• _WHAT YOU HAVE TO DO_
Wherever a line holds the string "Read", copy that line.

• _RECORD EXCERPTS_
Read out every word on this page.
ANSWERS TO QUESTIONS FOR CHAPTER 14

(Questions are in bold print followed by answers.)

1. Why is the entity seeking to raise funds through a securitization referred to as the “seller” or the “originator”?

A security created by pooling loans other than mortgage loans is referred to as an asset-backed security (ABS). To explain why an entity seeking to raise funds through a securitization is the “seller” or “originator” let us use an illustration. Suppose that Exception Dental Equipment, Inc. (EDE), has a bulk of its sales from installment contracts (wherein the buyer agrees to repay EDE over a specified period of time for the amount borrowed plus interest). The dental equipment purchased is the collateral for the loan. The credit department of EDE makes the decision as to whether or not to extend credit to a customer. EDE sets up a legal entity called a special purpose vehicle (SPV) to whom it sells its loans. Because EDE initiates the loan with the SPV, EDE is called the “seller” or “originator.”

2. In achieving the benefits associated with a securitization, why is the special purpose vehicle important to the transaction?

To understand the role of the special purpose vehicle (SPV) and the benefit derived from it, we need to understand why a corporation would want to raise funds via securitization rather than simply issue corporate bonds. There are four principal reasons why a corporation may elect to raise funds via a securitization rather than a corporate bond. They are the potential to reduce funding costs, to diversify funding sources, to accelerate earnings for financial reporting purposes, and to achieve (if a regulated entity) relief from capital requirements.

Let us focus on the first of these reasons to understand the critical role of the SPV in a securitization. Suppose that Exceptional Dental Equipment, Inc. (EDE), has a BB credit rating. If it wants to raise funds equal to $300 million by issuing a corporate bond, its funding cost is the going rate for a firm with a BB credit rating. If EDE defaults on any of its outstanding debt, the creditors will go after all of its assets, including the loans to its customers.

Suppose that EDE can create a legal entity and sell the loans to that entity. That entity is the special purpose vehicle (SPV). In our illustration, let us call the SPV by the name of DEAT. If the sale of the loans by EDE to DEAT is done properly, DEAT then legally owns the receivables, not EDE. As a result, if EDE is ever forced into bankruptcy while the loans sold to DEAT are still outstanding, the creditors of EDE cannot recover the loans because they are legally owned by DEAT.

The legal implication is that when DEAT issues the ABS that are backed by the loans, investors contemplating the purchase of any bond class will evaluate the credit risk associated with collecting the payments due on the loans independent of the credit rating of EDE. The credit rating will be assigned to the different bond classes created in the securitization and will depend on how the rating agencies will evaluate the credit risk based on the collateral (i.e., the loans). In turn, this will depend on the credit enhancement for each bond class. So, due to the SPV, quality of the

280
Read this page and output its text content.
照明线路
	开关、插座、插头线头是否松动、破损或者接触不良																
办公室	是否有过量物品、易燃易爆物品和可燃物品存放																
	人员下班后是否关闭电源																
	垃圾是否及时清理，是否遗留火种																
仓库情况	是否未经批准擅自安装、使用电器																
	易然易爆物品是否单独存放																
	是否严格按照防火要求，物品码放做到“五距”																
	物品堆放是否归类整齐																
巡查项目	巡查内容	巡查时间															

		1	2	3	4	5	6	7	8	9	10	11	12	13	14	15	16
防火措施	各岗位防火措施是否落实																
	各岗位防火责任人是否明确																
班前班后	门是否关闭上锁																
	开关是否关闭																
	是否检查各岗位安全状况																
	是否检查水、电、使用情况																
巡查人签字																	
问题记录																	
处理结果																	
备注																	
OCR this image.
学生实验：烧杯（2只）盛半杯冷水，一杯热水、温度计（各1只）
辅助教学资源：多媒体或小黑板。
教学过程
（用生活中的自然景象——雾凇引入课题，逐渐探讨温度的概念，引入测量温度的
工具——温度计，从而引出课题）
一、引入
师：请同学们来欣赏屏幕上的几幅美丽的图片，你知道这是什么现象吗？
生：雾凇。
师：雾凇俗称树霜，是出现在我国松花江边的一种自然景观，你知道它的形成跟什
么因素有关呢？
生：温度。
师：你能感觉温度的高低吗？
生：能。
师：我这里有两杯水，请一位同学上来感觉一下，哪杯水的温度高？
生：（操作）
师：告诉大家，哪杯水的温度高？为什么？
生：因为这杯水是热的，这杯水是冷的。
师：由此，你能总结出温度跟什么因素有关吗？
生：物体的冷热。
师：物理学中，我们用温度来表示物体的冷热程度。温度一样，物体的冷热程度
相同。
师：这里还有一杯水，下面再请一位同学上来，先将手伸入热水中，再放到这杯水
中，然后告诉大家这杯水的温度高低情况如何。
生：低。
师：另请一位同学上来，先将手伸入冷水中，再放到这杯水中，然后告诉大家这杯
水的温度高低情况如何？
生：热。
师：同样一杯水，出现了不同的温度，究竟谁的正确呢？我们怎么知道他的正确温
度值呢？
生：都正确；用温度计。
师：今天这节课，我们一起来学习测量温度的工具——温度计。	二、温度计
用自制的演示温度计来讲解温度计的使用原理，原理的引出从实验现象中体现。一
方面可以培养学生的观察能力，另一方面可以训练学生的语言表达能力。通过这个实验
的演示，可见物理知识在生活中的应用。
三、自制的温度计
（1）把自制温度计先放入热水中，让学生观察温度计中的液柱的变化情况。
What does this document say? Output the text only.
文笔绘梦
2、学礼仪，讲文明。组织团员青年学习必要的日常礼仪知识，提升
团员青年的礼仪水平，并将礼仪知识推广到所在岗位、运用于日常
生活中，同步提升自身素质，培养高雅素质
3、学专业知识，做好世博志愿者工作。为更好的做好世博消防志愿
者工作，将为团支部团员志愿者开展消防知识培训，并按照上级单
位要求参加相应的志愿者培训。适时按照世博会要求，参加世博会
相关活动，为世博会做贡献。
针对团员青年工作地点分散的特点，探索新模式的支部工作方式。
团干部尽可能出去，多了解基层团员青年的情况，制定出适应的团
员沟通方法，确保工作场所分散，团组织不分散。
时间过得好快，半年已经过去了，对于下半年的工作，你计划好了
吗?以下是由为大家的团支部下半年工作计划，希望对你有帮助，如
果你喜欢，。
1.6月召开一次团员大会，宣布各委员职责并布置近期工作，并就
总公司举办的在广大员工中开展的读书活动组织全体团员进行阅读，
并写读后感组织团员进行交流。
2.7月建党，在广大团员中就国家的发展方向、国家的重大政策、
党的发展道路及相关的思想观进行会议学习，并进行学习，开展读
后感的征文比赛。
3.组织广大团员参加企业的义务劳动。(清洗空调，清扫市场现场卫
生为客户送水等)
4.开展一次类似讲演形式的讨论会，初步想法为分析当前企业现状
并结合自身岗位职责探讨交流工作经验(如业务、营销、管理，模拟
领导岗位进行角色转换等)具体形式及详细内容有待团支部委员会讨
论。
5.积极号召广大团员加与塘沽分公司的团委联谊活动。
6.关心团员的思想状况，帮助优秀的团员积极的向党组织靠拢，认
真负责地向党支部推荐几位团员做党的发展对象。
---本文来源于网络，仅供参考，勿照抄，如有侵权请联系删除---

• _SOLUTION TO THIS EXERCISE_
Read out every word on this page.
Read this page and output its text content.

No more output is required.